In the entries that follow, find the word "time" and report each line it is on.

[Dataset excerpts]
----------------

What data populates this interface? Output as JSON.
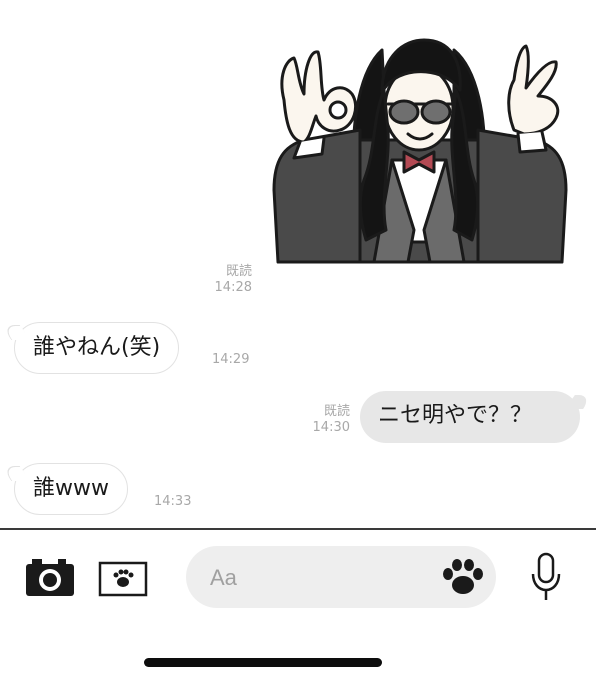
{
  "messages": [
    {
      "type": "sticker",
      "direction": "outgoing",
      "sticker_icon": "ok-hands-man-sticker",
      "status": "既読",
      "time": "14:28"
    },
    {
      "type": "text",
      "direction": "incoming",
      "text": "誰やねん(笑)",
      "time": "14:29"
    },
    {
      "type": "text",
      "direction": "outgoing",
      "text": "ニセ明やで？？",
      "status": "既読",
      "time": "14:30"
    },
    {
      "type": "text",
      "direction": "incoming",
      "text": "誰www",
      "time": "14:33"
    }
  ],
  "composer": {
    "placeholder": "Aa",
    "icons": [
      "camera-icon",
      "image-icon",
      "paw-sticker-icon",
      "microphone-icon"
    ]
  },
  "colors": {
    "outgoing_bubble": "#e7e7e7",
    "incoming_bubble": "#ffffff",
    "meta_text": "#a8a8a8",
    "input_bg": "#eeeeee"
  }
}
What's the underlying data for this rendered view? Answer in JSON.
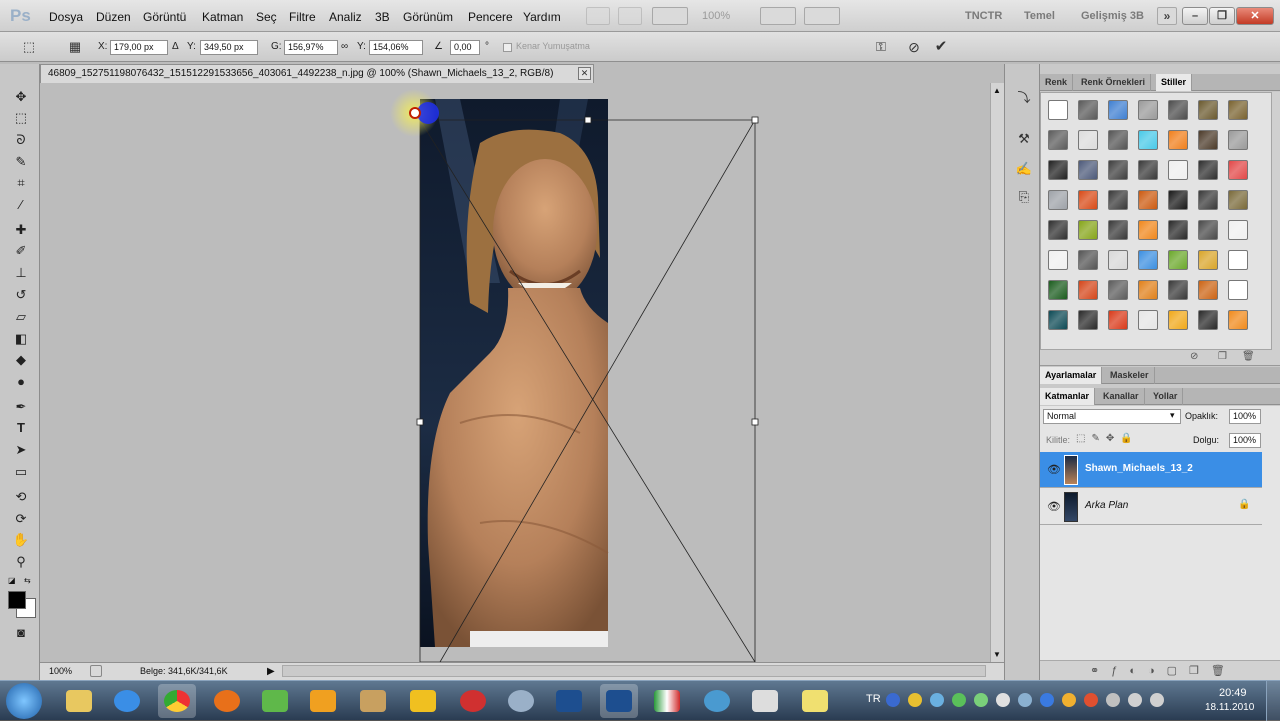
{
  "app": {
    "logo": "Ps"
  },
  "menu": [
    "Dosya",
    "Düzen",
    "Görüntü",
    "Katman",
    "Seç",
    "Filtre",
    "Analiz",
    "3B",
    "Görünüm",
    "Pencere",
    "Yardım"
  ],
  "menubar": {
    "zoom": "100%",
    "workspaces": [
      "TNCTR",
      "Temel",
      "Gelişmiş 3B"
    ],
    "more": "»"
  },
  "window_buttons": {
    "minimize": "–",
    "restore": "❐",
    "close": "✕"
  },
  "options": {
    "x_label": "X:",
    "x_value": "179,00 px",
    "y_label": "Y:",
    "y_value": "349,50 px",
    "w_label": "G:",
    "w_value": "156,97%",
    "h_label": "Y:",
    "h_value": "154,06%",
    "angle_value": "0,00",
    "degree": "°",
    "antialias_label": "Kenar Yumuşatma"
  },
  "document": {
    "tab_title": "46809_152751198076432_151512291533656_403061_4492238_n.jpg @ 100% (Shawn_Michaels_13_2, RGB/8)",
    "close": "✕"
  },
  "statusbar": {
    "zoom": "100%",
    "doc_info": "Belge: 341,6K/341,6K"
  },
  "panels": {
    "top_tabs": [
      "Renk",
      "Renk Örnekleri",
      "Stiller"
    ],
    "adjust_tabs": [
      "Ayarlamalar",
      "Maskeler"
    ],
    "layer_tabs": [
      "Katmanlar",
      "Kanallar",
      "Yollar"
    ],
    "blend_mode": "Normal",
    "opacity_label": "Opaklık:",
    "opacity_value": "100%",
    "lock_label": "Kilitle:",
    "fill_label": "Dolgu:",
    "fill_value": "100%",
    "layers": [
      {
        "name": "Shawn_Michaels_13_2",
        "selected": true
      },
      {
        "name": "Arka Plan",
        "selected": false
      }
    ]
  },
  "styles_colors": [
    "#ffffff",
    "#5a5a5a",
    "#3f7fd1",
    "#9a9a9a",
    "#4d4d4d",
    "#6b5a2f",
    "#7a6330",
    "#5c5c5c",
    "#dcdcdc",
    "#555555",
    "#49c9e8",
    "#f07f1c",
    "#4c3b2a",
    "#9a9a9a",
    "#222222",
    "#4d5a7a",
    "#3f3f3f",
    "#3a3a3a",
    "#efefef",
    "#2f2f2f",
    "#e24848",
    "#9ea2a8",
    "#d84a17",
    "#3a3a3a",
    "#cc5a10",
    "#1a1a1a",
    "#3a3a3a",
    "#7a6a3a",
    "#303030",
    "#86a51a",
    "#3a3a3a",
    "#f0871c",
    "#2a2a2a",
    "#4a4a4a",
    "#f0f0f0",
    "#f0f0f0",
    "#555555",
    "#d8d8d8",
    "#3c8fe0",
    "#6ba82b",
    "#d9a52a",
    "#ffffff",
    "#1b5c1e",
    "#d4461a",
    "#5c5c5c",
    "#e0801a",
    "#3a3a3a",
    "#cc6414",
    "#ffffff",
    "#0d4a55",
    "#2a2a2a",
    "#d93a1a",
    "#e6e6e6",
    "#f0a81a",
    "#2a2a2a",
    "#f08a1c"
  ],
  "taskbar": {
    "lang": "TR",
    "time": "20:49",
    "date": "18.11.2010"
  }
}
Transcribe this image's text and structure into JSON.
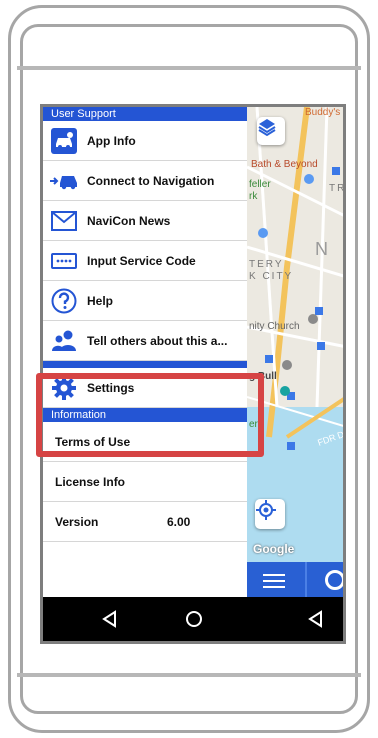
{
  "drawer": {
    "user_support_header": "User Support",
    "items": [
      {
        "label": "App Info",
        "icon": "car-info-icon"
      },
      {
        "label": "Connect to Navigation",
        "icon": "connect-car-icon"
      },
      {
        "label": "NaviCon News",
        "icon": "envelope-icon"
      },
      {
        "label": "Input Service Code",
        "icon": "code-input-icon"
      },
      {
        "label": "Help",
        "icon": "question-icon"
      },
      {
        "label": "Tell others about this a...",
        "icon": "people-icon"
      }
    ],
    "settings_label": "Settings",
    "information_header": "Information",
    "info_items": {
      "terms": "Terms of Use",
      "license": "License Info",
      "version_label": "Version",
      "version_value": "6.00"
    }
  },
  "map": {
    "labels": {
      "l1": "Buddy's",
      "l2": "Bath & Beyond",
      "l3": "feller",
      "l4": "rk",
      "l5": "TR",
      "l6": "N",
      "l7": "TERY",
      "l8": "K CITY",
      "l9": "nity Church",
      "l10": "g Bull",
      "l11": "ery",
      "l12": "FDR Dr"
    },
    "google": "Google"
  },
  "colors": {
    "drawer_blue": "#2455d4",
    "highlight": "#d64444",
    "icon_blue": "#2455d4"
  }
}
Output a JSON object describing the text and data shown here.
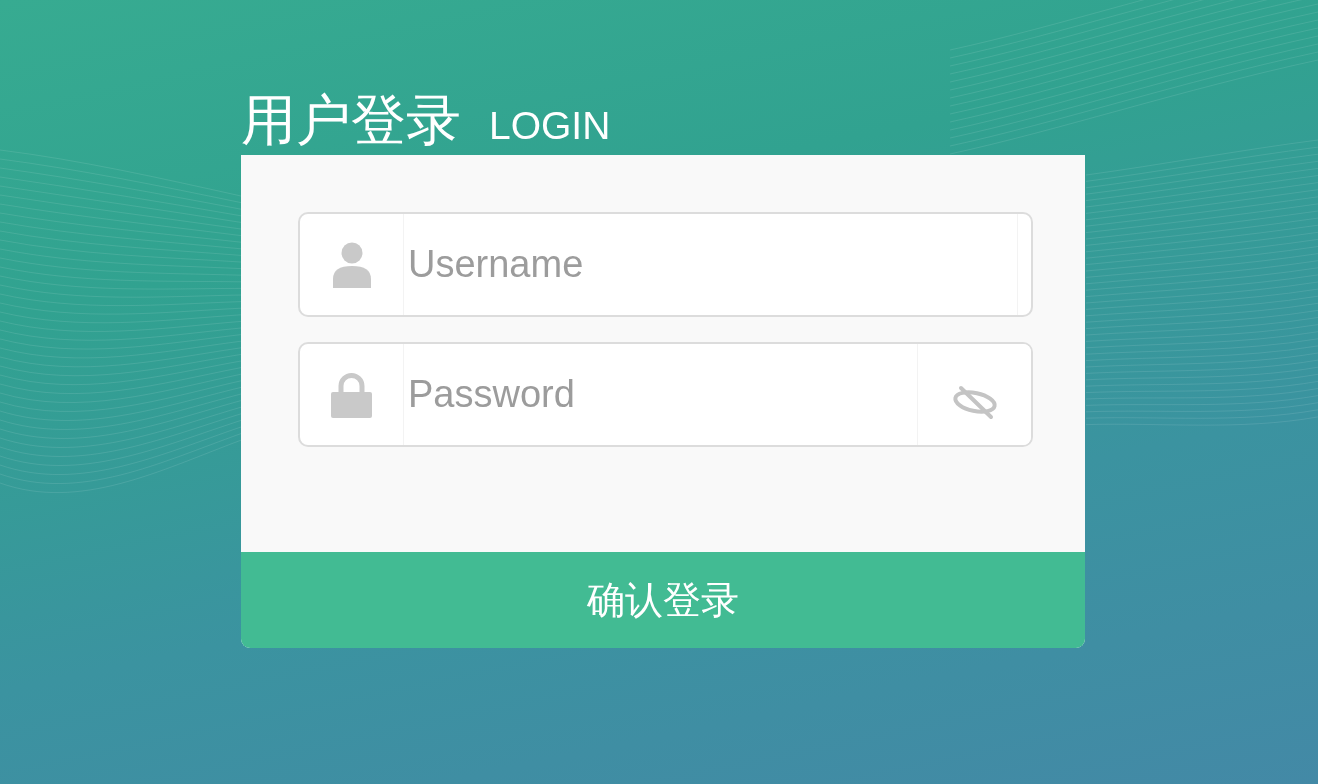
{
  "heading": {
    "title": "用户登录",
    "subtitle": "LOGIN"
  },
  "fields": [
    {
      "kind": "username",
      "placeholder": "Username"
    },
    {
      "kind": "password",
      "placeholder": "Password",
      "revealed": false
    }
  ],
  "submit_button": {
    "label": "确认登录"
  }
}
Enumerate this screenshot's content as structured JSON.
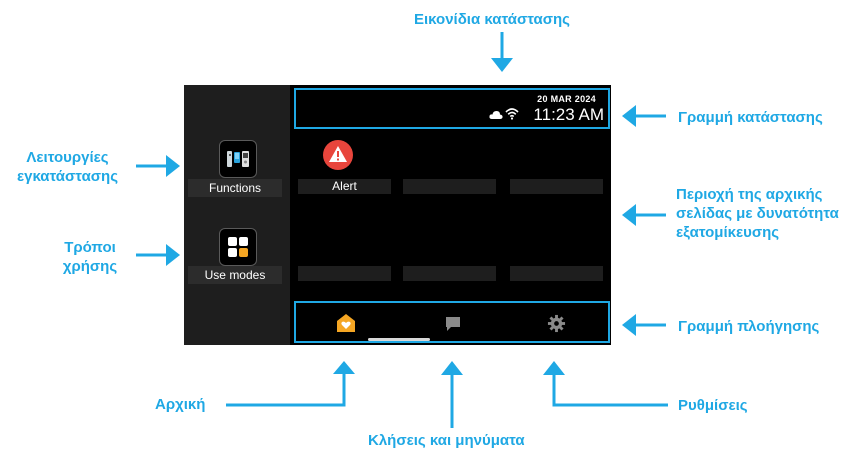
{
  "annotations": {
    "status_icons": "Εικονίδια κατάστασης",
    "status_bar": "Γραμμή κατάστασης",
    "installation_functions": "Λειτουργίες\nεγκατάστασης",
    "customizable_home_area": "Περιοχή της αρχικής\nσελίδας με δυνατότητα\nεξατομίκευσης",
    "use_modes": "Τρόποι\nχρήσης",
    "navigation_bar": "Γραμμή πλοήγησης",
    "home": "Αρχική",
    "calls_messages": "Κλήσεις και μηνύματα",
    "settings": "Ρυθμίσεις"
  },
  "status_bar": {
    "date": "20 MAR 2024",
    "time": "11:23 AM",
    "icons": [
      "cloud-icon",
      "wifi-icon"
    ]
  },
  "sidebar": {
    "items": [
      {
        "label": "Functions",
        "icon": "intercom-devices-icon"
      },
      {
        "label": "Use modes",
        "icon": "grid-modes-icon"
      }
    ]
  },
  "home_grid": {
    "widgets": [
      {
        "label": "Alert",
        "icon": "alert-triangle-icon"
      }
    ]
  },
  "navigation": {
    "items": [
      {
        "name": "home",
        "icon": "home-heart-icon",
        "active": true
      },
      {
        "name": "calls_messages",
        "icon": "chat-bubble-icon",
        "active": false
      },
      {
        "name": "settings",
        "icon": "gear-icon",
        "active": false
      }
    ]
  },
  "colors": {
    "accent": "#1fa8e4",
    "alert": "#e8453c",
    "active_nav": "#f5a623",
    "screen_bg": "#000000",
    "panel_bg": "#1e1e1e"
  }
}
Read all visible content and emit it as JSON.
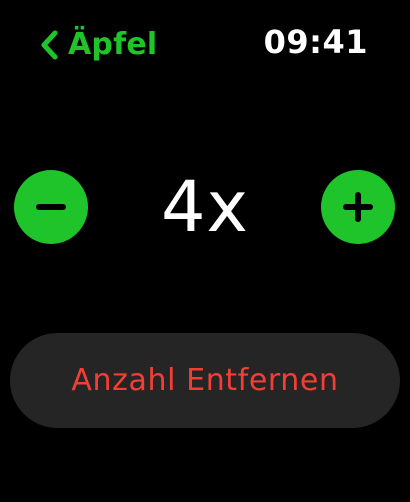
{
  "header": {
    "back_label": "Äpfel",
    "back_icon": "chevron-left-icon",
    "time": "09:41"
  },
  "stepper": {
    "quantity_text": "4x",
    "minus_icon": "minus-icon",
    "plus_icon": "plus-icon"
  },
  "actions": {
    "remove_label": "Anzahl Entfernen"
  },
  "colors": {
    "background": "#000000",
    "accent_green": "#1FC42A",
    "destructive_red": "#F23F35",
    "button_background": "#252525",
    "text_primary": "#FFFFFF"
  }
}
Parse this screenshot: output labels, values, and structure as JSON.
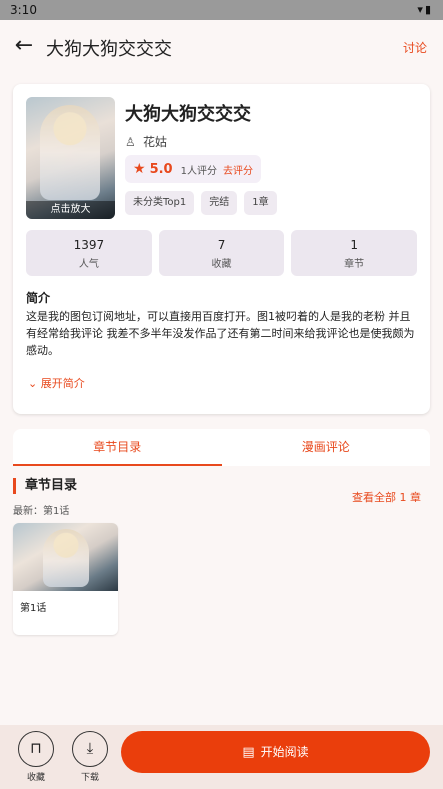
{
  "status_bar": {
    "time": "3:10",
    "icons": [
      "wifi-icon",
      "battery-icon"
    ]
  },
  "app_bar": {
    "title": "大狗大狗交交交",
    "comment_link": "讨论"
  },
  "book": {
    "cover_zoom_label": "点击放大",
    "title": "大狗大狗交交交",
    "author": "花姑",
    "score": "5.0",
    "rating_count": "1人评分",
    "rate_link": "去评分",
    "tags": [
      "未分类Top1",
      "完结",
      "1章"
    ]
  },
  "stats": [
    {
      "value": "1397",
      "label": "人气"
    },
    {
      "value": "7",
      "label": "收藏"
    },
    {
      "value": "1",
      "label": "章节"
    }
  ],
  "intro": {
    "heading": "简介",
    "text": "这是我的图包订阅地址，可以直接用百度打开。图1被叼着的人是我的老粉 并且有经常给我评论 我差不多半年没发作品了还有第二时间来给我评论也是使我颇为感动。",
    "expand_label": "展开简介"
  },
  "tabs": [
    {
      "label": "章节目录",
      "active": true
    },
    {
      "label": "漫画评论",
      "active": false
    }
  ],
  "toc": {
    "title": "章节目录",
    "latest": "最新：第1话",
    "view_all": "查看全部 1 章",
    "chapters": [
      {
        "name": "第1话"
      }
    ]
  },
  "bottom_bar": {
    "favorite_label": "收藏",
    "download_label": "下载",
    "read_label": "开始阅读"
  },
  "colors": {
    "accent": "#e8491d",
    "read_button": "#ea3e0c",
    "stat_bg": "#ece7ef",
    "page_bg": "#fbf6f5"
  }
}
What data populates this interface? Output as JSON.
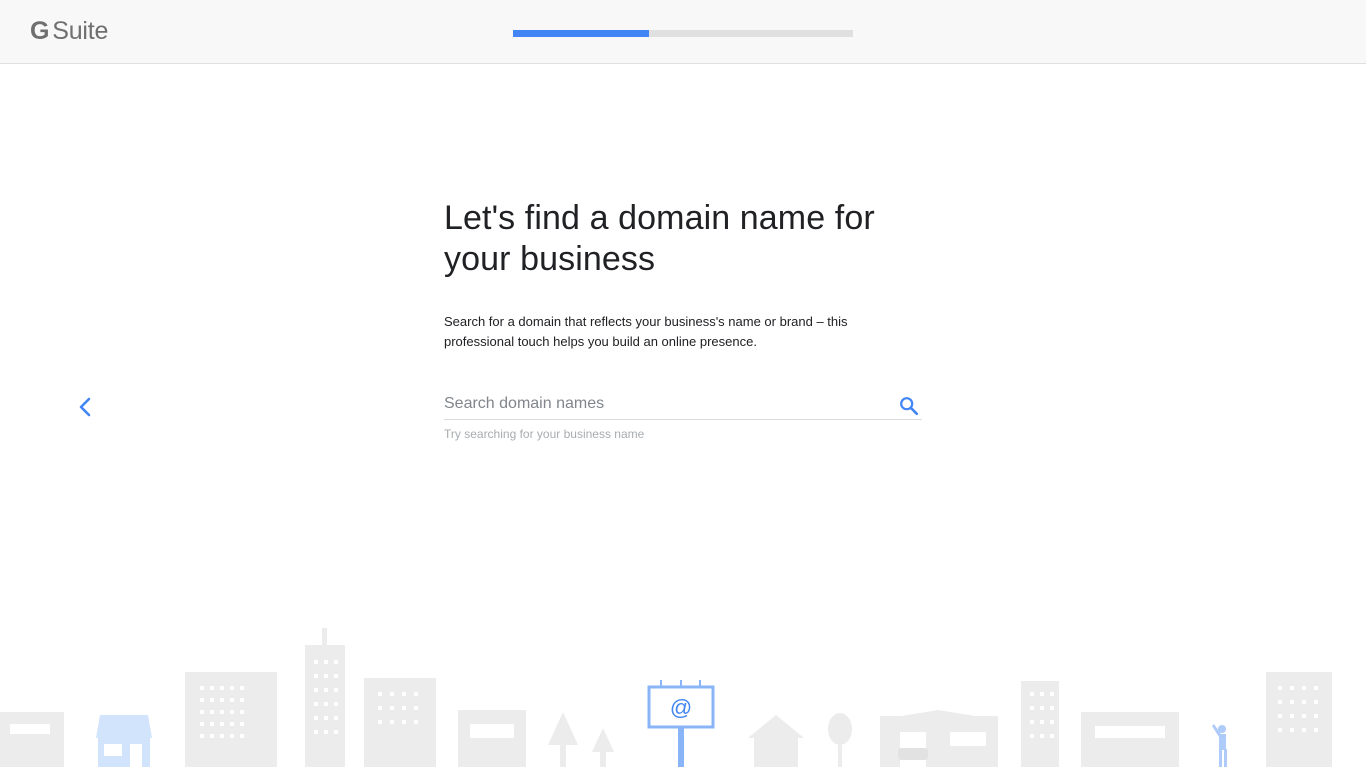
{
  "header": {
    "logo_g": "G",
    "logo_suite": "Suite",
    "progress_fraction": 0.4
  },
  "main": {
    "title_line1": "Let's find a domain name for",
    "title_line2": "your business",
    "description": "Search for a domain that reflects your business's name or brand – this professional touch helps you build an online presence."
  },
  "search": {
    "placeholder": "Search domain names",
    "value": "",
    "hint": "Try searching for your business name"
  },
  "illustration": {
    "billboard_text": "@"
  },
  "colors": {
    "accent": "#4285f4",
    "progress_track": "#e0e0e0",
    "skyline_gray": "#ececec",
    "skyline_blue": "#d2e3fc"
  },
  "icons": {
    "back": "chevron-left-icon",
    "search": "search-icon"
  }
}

----------------

## RESULT OF THE TASK
      "time": "14:28"
      "time": "14:29"
      "time": "14:30"
      "time": "14:33"
    "time": "20:49",
    "time": "11:23 AM",
    "time": "09:41"
    "time": "3:10",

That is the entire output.